◆ **BRIEF**: Copy out, character for character, the lines of the material below running from the one containing "bar-bélgica (544, 40, 581, 147)" through the one containing "x-category-label: HOLANDA (680, 251, 756, 327)", both included.

** BEGIN DATA TO USE **

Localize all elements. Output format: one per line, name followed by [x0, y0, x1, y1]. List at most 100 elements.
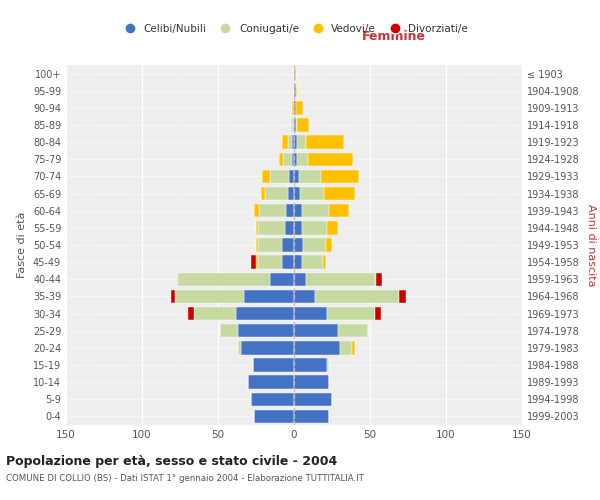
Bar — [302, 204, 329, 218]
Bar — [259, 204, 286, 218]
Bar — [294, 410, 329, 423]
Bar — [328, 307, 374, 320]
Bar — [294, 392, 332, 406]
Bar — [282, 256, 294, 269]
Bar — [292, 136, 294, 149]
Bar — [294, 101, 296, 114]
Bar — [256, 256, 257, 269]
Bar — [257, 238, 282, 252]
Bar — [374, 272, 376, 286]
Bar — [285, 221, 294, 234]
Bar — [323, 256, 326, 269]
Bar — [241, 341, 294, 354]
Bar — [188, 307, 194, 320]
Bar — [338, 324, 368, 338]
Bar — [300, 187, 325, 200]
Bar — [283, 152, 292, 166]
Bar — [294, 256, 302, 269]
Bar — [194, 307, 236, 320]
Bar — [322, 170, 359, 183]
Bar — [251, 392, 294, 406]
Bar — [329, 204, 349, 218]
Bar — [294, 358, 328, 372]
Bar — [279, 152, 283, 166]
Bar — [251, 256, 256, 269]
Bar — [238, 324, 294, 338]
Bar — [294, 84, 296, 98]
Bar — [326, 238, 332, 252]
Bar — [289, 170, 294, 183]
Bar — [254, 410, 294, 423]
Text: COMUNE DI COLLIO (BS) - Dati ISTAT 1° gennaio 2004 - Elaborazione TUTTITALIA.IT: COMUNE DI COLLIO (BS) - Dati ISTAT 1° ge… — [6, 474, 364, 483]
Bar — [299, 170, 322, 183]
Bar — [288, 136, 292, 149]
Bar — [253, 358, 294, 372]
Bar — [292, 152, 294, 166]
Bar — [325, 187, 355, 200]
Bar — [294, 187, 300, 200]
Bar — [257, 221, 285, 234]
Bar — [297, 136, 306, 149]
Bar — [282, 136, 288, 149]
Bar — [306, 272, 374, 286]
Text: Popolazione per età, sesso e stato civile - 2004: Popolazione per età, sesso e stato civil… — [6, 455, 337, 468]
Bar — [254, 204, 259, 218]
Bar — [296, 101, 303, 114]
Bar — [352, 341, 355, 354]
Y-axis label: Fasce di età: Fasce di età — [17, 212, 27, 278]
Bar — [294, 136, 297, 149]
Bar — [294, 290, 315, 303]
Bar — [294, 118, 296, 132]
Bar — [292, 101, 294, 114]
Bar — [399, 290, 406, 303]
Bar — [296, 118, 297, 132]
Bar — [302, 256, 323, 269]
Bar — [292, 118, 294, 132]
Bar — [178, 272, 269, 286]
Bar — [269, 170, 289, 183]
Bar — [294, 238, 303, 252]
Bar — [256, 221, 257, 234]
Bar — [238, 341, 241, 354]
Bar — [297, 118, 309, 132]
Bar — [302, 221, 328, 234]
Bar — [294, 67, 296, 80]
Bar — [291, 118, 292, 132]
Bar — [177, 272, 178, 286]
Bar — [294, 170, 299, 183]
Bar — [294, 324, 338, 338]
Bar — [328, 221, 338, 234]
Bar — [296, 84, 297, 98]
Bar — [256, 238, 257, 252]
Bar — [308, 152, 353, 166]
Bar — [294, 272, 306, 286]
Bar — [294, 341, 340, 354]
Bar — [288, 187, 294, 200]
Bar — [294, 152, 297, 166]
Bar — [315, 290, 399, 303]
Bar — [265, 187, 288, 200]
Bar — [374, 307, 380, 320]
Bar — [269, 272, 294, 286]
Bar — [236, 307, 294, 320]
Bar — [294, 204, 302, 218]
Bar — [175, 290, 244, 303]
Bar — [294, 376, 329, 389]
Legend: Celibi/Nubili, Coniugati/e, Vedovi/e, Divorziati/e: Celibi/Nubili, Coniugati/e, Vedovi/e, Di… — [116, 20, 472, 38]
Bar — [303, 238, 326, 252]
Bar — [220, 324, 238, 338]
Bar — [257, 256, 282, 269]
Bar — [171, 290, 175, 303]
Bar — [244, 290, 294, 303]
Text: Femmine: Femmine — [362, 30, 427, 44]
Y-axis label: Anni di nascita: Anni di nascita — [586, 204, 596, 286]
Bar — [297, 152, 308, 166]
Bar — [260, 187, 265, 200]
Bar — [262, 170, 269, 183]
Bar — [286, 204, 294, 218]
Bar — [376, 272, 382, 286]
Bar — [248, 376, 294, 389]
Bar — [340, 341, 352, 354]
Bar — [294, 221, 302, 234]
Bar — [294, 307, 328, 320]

** END DATA TO USE **
** BEGIN DATA TO USE **

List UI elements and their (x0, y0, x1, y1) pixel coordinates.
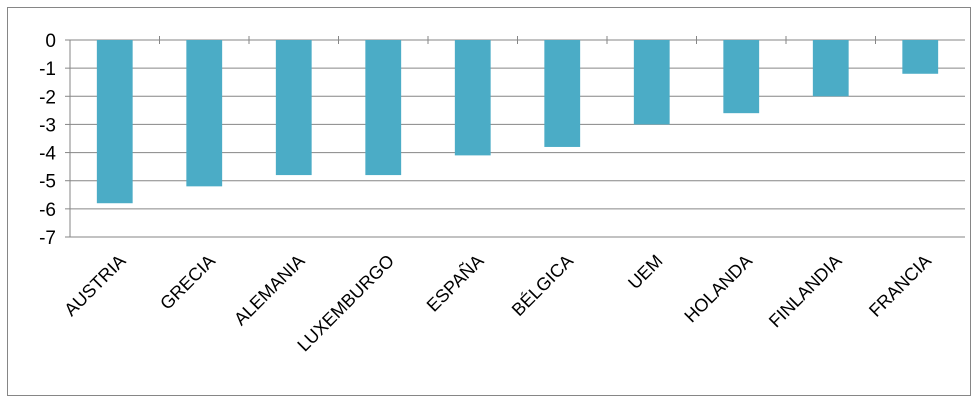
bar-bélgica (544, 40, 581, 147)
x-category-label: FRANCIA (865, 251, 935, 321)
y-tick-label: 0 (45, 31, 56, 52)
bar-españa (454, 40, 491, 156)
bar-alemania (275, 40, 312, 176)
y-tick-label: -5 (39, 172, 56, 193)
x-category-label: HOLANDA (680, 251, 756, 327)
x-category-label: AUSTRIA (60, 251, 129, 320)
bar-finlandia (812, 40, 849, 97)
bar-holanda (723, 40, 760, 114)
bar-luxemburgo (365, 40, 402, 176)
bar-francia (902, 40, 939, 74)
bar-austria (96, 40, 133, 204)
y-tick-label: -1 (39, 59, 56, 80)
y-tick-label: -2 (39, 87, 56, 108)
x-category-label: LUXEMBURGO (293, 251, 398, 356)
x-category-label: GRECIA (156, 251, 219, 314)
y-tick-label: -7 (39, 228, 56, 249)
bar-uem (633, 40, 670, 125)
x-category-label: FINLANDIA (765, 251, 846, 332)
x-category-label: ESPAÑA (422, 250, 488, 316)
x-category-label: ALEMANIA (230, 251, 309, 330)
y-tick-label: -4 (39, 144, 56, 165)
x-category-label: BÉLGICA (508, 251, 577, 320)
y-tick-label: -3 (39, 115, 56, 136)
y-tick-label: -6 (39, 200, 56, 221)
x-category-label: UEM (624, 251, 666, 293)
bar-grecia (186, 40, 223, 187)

** END DATA TO USE **

◆ **SOLUTION TO THIS EXERCISE**:
bar-bélgica (544, 40, 581, 147)
x-category-label: FRANCIA (865, 251, 935, 321)
y-tick-label: 0 (45, 31, 56, 52)
bar-españa (454, 40, 491, 156)
bar-alemania (275, 40, 312, 176)
y-tick-label: -5 (39, 172, 56, 193)
x-category-label: HOLANDA (680, 251, 756, 327)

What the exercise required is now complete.